● Task: Gather the lines below that include the string "this", copying each in full.

+++ Records provided +++

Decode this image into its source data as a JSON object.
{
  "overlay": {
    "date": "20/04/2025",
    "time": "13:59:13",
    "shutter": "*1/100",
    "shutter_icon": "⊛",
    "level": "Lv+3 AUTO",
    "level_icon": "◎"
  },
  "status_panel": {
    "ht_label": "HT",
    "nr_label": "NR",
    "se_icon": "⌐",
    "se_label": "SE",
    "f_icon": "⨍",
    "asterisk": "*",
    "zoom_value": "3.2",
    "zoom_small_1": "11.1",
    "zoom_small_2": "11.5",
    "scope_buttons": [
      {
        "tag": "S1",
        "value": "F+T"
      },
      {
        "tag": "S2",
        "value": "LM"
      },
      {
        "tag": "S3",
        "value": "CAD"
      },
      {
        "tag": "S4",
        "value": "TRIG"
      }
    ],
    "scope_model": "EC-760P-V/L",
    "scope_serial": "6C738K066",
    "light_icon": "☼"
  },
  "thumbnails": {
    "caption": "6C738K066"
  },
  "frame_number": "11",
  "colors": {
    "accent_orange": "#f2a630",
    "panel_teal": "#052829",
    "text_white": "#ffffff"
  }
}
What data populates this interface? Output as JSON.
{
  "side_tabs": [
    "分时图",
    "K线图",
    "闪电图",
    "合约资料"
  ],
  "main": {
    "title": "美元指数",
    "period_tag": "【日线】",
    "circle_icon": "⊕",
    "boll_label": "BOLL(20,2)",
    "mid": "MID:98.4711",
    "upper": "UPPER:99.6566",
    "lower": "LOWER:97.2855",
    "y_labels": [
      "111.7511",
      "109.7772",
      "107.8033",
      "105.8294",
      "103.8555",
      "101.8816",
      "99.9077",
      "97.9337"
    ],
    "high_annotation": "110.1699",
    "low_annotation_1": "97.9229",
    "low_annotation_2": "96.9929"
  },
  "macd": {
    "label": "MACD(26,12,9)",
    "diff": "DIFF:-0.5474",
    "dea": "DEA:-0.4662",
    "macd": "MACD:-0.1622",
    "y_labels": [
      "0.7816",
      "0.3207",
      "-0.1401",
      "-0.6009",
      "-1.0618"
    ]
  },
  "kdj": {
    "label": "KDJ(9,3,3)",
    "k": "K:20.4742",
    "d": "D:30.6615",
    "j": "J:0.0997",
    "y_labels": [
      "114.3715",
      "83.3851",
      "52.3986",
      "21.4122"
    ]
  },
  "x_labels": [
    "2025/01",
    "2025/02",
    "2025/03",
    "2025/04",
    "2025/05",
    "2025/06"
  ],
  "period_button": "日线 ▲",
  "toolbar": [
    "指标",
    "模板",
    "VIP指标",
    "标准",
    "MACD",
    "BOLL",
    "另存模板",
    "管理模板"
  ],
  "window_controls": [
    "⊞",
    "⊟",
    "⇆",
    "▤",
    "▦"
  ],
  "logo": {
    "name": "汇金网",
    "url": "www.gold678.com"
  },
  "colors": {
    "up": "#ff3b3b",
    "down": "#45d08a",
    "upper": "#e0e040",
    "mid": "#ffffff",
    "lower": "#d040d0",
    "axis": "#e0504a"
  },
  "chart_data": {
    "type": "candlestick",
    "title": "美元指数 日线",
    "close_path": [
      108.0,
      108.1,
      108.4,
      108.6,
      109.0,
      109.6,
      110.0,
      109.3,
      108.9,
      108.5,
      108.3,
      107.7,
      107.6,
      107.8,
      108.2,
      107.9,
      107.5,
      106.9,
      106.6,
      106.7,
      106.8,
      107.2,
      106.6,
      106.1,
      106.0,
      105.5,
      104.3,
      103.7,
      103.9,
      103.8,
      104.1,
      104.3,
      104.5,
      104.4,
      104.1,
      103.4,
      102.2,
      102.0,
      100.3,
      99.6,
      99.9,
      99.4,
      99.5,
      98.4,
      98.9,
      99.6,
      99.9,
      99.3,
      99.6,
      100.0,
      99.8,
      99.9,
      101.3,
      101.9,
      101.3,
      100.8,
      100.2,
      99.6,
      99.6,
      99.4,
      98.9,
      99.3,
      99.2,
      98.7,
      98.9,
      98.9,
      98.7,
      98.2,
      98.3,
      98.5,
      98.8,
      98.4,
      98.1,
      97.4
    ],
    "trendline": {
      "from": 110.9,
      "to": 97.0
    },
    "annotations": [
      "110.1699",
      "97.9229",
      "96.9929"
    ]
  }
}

+++

● Answer to the exercise:
Decode this image into its source data as a JSON object.
What data populates this interface? Output as JSON.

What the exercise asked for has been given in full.